» **Description of the task**: Can the data below be set down again exactly, line for line?

» **Available data**:
## START

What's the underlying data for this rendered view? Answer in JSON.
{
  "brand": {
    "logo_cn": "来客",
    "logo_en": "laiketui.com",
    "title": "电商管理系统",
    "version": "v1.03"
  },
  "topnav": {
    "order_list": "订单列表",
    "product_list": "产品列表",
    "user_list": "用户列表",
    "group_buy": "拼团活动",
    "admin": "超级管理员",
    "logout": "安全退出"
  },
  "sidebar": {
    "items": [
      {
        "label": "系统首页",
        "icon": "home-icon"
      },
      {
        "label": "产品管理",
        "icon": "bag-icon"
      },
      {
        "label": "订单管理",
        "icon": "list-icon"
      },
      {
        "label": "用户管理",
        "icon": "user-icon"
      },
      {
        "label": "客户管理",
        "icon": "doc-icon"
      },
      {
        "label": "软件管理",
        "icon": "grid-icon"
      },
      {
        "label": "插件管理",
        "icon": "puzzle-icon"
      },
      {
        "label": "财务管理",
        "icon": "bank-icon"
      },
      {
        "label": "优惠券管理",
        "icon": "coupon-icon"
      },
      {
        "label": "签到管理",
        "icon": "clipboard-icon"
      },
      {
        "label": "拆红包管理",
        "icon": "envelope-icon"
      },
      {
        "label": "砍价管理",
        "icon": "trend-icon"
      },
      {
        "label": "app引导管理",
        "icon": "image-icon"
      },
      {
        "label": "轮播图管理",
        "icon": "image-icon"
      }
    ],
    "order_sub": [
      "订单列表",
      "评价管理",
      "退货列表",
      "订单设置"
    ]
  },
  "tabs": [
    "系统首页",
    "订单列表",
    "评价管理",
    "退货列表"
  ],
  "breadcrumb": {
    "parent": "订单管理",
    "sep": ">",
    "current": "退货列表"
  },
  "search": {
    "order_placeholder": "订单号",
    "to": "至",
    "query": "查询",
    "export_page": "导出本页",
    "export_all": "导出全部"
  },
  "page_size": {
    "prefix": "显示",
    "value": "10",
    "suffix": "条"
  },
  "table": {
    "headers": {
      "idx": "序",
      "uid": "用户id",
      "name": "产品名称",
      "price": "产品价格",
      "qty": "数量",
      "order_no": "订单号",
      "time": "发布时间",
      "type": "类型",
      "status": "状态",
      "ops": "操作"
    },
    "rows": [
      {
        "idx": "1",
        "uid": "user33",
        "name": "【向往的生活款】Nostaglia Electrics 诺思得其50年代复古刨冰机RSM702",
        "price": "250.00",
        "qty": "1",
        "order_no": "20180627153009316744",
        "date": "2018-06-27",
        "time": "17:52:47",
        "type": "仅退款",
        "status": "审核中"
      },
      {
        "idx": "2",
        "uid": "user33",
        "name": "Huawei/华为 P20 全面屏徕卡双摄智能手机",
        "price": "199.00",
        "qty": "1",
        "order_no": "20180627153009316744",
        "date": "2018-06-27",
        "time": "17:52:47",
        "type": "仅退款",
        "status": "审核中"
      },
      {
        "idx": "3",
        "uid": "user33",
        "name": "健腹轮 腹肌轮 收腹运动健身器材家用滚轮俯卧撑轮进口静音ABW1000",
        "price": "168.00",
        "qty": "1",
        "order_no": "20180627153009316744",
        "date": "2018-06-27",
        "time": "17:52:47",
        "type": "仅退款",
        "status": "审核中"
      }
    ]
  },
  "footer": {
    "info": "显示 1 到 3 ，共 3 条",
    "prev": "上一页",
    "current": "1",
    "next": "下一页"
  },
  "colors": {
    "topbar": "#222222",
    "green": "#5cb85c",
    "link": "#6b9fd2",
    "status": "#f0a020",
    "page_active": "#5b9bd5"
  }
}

## END

» **Solution to the exercise**:
What's the underlying data for this rendered view? Answer in JSON.
{
  "brand": {
    "logo_cn": "来客",
    "logo_en": "laiketui.com",
    "title": "电商管理系统",
    "version": "v1.03"
  },
  "topnav": {
    "order_list": "订单列表",
    "product_list": "产品列表",
    "user_list": "用户列表",
    "group_buy": "拼团活动",
    "admin": "超级管理员",
    "logout": "安全退出"
  },
  "sidebar": {
    "items": [
      {
        "label": "系统首页",
        "icon": "home-icon"
      },
      {
        "label": "产品管理",
        "icon": "bag-icon"
      },
      {
        "label": "订单管理",
        "icon": "list-icon"
      },
      {
        "label": "用户管理",
        "icon": "user-icon"
      },
      {
        "label": "客户管理",
        "icon": "doc-icon"
      },
      {
        "label": "软件管理",
        "icon": "grid-icon"
      },
      {
        "label": "插件管理",
        "icon": "puzzle-icon"
      },
      {
        "label": "财务管理",
        "icon": "bank-icon"
      },
      {
        "label": "优惠券管理",
        "icon": "coupon-icon"
      },
      {
        "label": "签到管理",
        "icon": "clipboard-icon"
      },
      {
        "label": "拆红包管理",
        "icon": "envelope-icon"
      },
      {
        "label": "砍价管理",
        "icon": "trend-icon"
      },
      {
        "label": "app引导管理",
        "icon": "image-icon"
      },
      {
        "label": "轮播图管理",
        "icon": "image-icon"
      }
    ],
    "order_sub": [
      "订单列表",
      "评价管理",
      "退货列表",
      "订单设置"
    ]
  },
  "tabs": [
    "系统首页",
    "订单列表",
    "评价管理",
    "退货列表"
  ],
  "breadcrumb": {
    "parent": "订单管理",
    "sep": ">",
    "current": "退货列表"
  },
  "search": {
    "order_placeholder": "订单号",
    "to": "至",
    "query": "查询",
    "export_page": "导出本页",
    "export_all": "导出全部"
  },
  "page_size": {
    "prefix": "显示",
    "value": "10",
    "suffix": "条"
  },
  "table": {
    "headers": {
      "idx": "序",
      "uid": "用户id",
      "name": "产品名称",
      "price": "产品价格",
      "qty": "数量",
      "order_no": "订单号",
      "time": "发布时间",
      "type": "类型",
      "status": "状态",
      "ops": "操作"
    },
    "rows": [
      {
        "idx": "1",
        "uid": "user33",
        "name": "【向往的生活款】Nostaglia Electrics 诺思得其50年代复古刨冰机RSM702",
        "price": "250.00",
        "qty": "1",
        "order_no": "20180627153009316744",
        "date": "2018-06-27",
        "time": "17:52:47",
        "type": "仅退款",
        "status": "审核中"
      },
      {
        "idx": "2",
        "uid": "user33",
        "name": "Huawei/华为 P20 全面屏徕卡双摄智能手机",
        "price": "199.00",
        "qty": "1",
        "order_no": "20180627153009316744",
        "date": "2018-06-27",
        "time": "17:52:47",
        "type": "仅退款",
        "status": "审核中"
      },
      {
        "idx": "3",
        "uid": "user33",
        "name": "健腹轮 腹肌轮 收腹运动健身器材家用滚轮俯卧撑轮进口静音ABW1000",
        "price": "168.00",
        "qty": "1",
        "order_no": "20180627153009316744",
        "date": "2018-06-27",
        "time": "17:52:47",
        "type": "仅退款",
        "status": "审核中"
      }
    ]
  },
  "footer": {
    "info": "显示 1 到 3 ，共 3 条",
    "prev": "上一页",
    "current": "1",
    "next": "下一页"
  },
  "colors": {
    "topbar": "#222222",
    "green": "#5cb85c",
    "link": "#6b9fd2",
    "status": "#f0a020",
    "page_active": "#5b9bd5"
  }
}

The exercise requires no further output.